**EXERCISE INSTRUCTIONS**
Would you output the whole listing below, exactly as it reads?

** START OF MATERIAL FOR THE TASK **

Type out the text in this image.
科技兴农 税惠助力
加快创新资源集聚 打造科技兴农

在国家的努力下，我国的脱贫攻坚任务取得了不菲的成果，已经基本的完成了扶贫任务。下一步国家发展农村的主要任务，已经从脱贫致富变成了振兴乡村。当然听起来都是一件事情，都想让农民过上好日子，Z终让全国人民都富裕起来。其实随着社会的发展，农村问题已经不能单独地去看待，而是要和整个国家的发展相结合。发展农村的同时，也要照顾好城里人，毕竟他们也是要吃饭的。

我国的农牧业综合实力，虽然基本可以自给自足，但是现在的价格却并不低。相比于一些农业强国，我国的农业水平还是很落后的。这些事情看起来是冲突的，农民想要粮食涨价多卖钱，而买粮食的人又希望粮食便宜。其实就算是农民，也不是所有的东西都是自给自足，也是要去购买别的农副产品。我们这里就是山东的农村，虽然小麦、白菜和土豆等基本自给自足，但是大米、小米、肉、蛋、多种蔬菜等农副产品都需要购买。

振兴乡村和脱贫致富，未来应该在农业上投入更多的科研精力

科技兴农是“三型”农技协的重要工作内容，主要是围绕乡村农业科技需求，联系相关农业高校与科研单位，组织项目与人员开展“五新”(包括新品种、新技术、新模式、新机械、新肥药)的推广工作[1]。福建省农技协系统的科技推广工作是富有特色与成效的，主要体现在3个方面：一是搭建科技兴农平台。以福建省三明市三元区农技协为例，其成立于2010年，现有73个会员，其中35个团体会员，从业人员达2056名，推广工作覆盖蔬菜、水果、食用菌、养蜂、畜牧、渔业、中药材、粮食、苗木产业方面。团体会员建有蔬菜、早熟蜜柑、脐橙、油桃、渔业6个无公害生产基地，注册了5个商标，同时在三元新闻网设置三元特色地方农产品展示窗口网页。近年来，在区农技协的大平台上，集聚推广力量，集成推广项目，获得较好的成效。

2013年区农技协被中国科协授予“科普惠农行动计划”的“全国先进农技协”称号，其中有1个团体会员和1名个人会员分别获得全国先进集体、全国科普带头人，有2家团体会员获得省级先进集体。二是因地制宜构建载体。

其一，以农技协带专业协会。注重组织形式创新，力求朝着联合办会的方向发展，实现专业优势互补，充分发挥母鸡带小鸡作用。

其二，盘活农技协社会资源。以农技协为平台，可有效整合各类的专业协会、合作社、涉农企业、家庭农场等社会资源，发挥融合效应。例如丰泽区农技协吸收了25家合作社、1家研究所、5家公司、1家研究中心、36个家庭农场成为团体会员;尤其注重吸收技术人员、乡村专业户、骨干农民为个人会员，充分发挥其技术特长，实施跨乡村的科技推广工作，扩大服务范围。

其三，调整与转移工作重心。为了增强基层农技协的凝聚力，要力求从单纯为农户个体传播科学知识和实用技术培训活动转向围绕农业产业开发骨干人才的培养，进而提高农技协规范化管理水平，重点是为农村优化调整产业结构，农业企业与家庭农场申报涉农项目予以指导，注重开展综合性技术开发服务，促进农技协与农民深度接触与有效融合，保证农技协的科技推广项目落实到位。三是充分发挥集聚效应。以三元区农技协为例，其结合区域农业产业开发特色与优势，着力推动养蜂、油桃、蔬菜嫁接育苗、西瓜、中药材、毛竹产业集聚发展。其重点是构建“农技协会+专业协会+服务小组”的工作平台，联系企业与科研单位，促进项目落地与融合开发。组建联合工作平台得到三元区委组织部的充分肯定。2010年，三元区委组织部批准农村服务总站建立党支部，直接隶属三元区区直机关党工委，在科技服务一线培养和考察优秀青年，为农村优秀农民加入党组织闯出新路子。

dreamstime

** END OF MATERIAL FOR THE TASK **

**WRITTEN ANSWER**
Type out the text in this image.
科技兴农 税惠助力
加快创新资源集聚 打造科技兴农

在国家的努力下，我国的脱贫攻坚任务取得了不菲的成果，已经基本的完成了扶贫任务。下一步国家发展农村的主要任务，已经从脱贫致富变成了振兴乡村。当然听起来都是一件事情，都想让农民过上好日子，Z终让全国人民都富裕起来。其实随着社会的发展，农村问题已经不能单独地去看待，而是要和整个国家的发展相结合。发展农村的同时，也要照顾好城里人，毕竟他们也是要吃饭的。

我国的农牧业综合实力，虽然基本可以自给自足，但是现在的价格却并不低。相比于一些农业强国，我国的农业水平还是很落后的。这些事情看起来是冲突的，农民想要粮食涨价多卖钱，而买粮食的人又希望粮食便宜。其实就算是农民，也不是所有的东西都是自给自足，也是要去购买别的农副产品。我们这里就是山东的农村，虽然小麦、白菜和土豆等基本自给自足，但是大米、小米、肉、蛋、多种蔬菜等农副产品都需要购买。

振兴乡村和脱贫致富，未来应该在农业上投入更多的科研精力

科技兴农是“三型”农技协的重要工作内容，主要是围绕乡村农业科技需求，联系相关农业高校与科研单位，组织项目与人员开展“五新”(包括新品种、新技术、新模式、新机械、新肥药)的推广工作[1]。福建省农技协系统的科技推广工作是富有特色与成效的，主要体现在3个方面：一是搭建科技兴农平台。以福建省三明市三元区农技协为例，其成立于2010年，现有73个会员，其中35个团体会员，从业人员达2056名，推广工作覆盖蔬菜、水果、食用菌、养蜂、畜牧、渔业、中药材、粮食、苗木产业方面。团体会员建有蔬菜、早熟蜜柑、脐橙、油桃、渔业6个无公害生产基地，注册了5个商标，同时在三元新闻网设置三元特色地方农产品展示窗口网页。近年来，在区农技协的大平台上，集聚推广力量，集成推广项目，获得较好的成效。

2013年区农技协被中国科协授予“科普惠农行动计划”的“全国先进农技协”称号，其中有1个团体会员和1名个人会员分别获得全国先进集体、全国科普带头人，有2家团体会员获得省级先进集体。二是因地制宜构建载体。

其一，以农技协带专业协会。注重组织形式创新，力求朝着联合办会的方向发展，实现专业优势互补，充分发挥母鸡带小鸡作用。

其二，盘活农技协社会资源。以农技协为平台，可有效整合各类的专业协会、合作社、涉农企业、家庭农场等社会资源，发挥融合效应。例如丰泽区农技协吸收了25家合作社、1家研究所、5家公司、1家研究中心、36个家庭农场成为团体会员;尤其注重吸收技术人员、乡村专业户、骨干农民为个人会员，充分发挥其技术特长，实施跨乡村的科技推广工作，扩大服务范围。

其三，调整与转移工作重心。为了增强基层农技协的凝聚力，要力求从单纯为农户个体传播科学知识和实用技术培训活动转向围绕农业产业开发骨干人才的培养，进而提高农技协规范化管理水平，重点是为农村优化调整产业结构，农业企业与家庭农场申报涉农项目予以指导，注重开展综合性技术开发服务，促进农技协与农民深度接触与有效融合，保证农技协的科技推广项目落实到位。三是充分发挥集聚效应。以三元区农技协为例，其结合区域农业产业开发特色与优势，着力推动养蜂、油桃、蔬菜嫁接育苗、西瓜、中药材、毛竹产业集聚发展。其重点是构建“农技协会+专业协会+服务小组”的工作平台，联系企业与科研单位，促进项目落地与融合开发。组建联合工作平台得到三元区委组织部的充分肯定。2010年，三元区委组织部批准农村服务总站建立党支部，直接隶属三元区区直机关党工委，在科技服务一线培养和考察优秀青年，为农村优秀农民加入党组织闯出新路子。

dreamstime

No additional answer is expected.